-- Start Source excerpt --
Figure 2. The G-Maze experimental design.

Words are presented incrementally in pairs and participants have to select the one that fits the context best. RT is logged for each selection.


Feedback was displayed on the screen immediately after an incorrect choice and at the end of the sentence in the case of only correct choices. After feedback, participants pressed the spacebar to continue the experiment.


The data was analyzed using a linear mixed-effects regression model (same software as in experiment 1). The dependent variable was RT, and intercepts for participants and items were included as random effects. The fixed effects were added one by one in following order (reflecting relative theoretical importance, from least to most important): sex, age, previous RT, trial, word position (word 1 to 6 in the sentence) and plausibility. Only significant effects were kept in the model. The final model is summarized in table 2 below (leaving out contrasts between the intercept and each word as they are irrelevant in this context). The results are illustrated in Figure 3.

Previous RT0.00010.00013.580.0003
Word 1: plausible vs. implausible0.02600.06840.380.7040
Word 2: plausible vs. implausible-0.01010.0661-0.150.8789
Word 3: plausible vs. implausible-0.02660.0661-0.400.6870
Word 4: plausible vs. implausible-0.14420.0662-2.180.0294
Word 5: plausible vs. implausible0.05800.06630.870.3817
Word 6: plausible vs. implausible0.04490.06630.680.4986

Table 2. Results of experiment 2.

Summary of the mixed-effects model of RT in experiment 2 as a function of trial, word position and plausibility. The model included random intercepts for participant (SD = 0.1555) and item (SD = 0.1239) (residual SE = 0.2461).
Download CSV
Figure 3. Mean RT, word for word, experiment 2.

Error bars ± 1 SE, *p<0.05.


We found a small familiarization or training effect such that participants respond faster later in the experiment (see Trial row in table 2). We also found an effect of Previous RT, meaning that there was a significant correlation between a slow RT and a likewise slow previous RT, and vice versa for fast responses. This effect simply shows that fast responders were consistently fast and slow responders were consistently slow, even when the random intercepts for participants are taken into consideration.

The only significant effect of plausibility was located at the fourth word, the matrix verb (see Figure 3), where participants responded faster in the plausible condition than in the implausible condition (p=0.0294). There was no significant difference at the disambiguating word (word 5, p=0.3817) or at the embedded verb (word 6, p=0.4986).


The result is in accordance with the predictions of both the blind parser and the syntactic parser; there is no difference at the disambiguating word, i.e. word 5 in Figure 3 (nor at the embedded verb, word 6). The lack of a difference at the disambiguating word is expected if reanalysis occurs in both cases, and the result thus supports this assumption.

The effect of plausibility at the matrix verb (word 4 in Figure 3) is consistent with both the view that semantic evaluation occurs after syntactic attachment (as argued in [19]), and with the view that the simultaneous consideration of syntactic and semantic cues prolongs processing in case of conflict [14]. It is, however, as argued in the introduction, the null-effect at the disambiguating word that reveals that attachment occurs in both conditions. The result suggests that plausible and implausible wh-fillers alike are attached as soon as possible. Similarly, in a self-paced reading experiment investigating whether plausibility affects attachment in English, Stowe, Tanenhaus and Carlson [10] found no RT difference at the disambiguating word.
-- End Source excerpt --
Task requirements:
**a.** Answer these questions from the G-Maze experiment text. Mark each answer with the same numeral.
(i) After feedback, what did participants press to continue the experiment?
(ii) What was included as random effects in the regression model?
(iii) At which word position, and which word, was the only significant effect of plausibility found?
**b.** Write the next part of the G-Maze experiment text, continuing after its last sentence.
-- Start Entries provided --
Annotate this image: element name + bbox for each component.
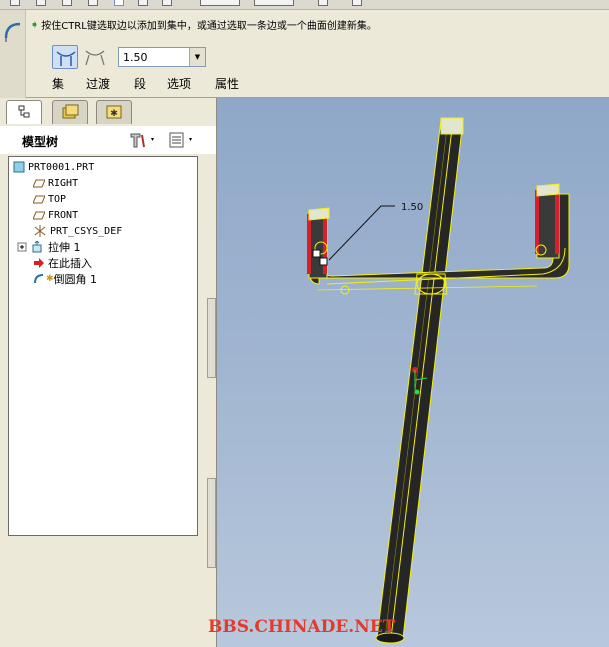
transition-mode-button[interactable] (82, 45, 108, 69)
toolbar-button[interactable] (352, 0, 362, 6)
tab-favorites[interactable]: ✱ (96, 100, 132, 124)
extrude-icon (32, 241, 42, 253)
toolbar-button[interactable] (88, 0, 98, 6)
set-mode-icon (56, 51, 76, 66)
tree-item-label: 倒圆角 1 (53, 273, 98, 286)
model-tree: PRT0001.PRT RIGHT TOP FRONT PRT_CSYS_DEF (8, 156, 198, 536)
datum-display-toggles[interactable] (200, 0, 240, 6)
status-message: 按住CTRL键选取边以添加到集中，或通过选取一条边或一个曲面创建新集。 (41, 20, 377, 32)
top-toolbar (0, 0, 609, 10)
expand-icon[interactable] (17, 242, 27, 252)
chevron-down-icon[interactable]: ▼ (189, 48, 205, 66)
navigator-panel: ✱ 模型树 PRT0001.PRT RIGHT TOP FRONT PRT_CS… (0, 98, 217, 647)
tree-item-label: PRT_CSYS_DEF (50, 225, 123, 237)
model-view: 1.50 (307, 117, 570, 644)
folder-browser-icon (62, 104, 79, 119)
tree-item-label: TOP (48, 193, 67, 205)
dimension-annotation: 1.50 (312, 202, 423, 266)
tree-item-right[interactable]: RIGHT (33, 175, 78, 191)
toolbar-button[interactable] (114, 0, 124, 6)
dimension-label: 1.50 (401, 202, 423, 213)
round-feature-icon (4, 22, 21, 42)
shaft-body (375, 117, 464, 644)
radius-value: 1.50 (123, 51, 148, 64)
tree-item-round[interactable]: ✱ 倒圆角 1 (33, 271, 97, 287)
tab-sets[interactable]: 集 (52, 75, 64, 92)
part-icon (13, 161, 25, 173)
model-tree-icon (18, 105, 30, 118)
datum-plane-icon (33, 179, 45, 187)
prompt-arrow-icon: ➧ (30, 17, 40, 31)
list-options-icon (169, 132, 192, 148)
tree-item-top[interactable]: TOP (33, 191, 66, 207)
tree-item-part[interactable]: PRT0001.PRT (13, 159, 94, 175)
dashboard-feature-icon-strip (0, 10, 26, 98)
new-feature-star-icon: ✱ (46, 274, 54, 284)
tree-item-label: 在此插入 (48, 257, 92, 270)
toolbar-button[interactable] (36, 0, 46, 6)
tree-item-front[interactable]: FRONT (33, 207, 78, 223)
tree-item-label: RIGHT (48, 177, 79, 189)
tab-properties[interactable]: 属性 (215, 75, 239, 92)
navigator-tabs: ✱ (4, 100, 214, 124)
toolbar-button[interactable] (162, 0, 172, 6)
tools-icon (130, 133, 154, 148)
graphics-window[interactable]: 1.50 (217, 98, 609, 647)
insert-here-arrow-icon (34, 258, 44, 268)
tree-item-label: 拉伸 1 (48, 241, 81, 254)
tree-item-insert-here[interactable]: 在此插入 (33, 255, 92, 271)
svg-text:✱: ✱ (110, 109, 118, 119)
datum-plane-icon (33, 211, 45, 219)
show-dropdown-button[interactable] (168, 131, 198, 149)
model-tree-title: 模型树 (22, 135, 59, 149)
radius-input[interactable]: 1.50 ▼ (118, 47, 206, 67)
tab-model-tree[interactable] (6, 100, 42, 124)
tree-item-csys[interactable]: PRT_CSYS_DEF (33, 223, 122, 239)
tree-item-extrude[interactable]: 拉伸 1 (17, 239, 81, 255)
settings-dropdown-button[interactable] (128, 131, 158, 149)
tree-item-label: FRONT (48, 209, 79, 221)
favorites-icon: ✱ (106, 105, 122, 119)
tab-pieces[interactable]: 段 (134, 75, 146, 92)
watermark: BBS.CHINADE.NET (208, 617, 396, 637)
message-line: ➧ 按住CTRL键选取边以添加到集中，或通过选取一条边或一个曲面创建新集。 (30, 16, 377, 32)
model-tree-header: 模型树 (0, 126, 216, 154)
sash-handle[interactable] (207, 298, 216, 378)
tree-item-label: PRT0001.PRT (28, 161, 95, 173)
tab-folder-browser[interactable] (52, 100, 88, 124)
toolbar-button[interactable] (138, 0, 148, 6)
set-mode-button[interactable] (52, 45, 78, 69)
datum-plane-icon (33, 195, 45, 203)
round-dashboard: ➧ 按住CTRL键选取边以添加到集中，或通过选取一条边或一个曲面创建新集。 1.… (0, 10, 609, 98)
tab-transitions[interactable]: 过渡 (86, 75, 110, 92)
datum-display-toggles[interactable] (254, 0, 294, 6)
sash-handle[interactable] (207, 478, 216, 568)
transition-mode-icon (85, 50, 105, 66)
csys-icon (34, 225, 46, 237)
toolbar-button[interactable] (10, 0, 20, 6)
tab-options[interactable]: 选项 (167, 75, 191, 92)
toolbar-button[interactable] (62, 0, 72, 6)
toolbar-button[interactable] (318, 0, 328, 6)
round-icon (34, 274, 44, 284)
-- End Entries provided --
-- Start Entries provided --
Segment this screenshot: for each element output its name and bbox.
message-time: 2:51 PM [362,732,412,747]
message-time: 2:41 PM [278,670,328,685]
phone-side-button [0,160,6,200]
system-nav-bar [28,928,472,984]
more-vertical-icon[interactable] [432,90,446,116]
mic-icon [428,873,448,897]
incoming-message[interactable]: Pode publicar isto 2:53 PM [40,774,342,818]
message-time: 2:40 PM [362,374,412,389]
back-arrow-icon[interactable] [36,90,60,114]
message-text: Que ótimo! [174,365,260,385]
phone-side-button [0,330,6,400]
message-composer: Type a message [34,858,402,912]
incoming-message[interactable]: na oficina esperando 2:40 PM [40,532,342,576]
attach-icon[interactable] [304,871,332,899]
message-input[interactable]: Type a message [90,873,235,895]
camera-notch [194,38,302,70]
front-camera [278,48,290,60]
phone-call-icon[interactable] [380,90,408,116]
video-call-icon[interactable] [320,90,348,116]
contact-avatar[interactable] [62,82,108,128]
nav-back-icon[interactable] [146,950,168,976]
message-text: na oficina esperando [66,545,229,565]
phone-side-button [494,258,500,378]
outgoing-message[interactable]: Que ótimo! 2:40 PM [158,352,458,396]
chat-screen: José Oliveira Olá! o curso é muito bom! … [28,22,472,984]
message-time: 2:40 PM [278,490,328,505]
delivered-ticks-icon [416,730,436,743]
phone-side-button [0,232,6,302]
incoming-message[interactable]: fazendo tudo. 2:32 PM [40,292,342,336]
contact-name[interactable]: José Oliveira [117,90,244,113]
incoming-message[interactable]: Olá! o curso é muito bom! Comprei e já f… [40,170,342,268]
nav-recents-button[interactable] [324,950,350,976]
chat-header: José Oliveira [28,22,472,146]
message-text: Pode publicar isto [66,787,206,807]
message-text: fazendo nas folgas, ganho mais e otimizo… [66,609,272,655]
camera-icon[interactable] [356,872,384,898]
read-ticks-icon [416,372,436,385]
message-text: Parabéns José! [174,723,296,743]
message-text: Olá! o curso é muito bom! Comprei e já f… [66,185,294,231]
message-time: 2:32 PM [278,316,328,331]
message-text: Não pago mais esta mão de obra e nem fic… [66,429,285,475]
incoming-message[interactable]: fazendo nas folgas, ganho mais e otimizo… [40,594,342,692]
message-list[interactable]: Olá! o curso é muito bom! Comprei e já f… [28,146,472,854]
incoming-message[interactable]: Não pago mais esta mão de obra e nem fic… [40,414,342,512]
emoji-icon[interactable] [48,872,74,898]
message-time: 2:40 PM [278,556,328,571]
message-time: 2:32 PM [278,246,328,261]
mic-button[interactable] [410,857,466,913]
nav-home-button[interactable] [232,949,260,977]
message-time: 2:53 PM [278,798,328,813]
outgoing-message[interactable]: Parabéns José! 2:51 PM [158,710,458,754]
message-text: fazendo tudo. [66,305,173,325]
-- End Entries provided --
-- Start Entries provided --
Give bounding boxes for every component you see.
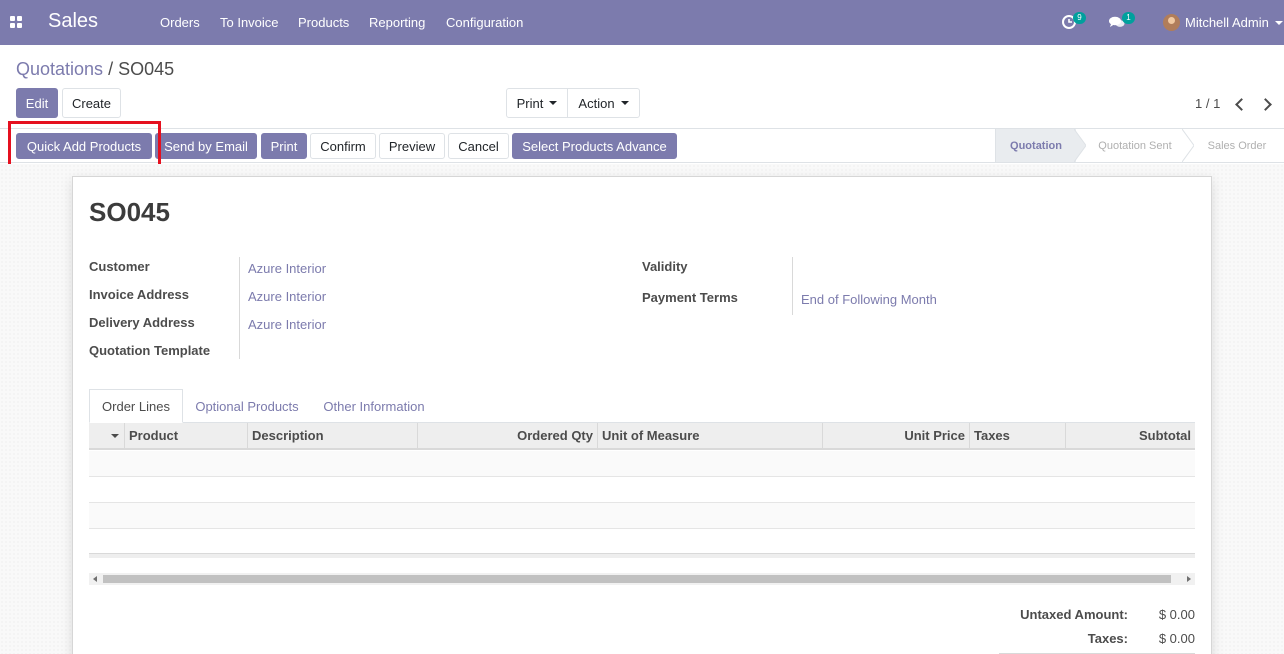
-- End Entries provided --
Outputs in order:
**a.**
(i) The spacebar.
(ii) Intercepts for participants and items.
(iii) The fourth word, the matrix verb.

**b.**
The question is to which degree the parser ignores semantic information: Does the parser also attach impossible elements, or does it only attach implausible elements? In other words, is the parser syntactic or is it blind? To answer this, we designed experiment 3.

Experiment 3

It has been argued that the parser not only ignores plausibility, but also ignores syntactic subcategorization frames: information about which type of object or complement a verb can take [11,12]; for example, the verb to ride takes a DP object (Johnny rides a bike), wonder takes a sentence (i.e. a CP) (Sarah wondered if Johnny could ride the bike) whereas expect takes either a DP or a sentence, CP or IP (Jane expected her friends / her friends to/would be late). Recently, however, Staub [13] has presented evidence to the contrary, i.e. that information about subcategorization is in fact taken into account in online parsing (see 15 for discussion). Because G-Maze measures RT incrementally, word for word, it can be used to test whether or not the parser ignores (or has no access to) subcategorization frames.

The predictions for verbs that can take either a DP or a CP complement vs. verbs that only take a CP complement are clear: If the stimulus is a sentence with an embedded clause beginning with a noun phrase, e.g. Jane expected her friends would be late, the syntactic parser predicts an RT difference at the disambiguating word (would), such that processing should be slower for sentences with verbs that can take a DP object (reanalysis increases RT). (Here, the semantic parser makes the exact same predictions as the syntactic parser.) The blind parser predicts no difference at the disambiguating word, because attachment occurs even when impossible.

Materials and Methods

We constructed 10 sentence-pairs, where each pair only differed with regard to the matrix verb. Either the matrix verb subcategorized for a DP or a CP complement, such as hørte ‘heard’ in (8a), or it subcategorized for a CP complement only, tænkte ‘thought’ in (8b):

  1. (8)
  2. a. Filosoffen hørte forelæsningen om etik vakte begejstring.    (CP/DP)
  3.    Philosopher-the heard lecture-the about ethics evoked enthusiasm
  4.    ‘The philosopher heard the lecture on ethics evoked enthusiasm.’
  1. b. Filosoffen tænkte forelæsningen om etik vakte begejstring.    (CP only)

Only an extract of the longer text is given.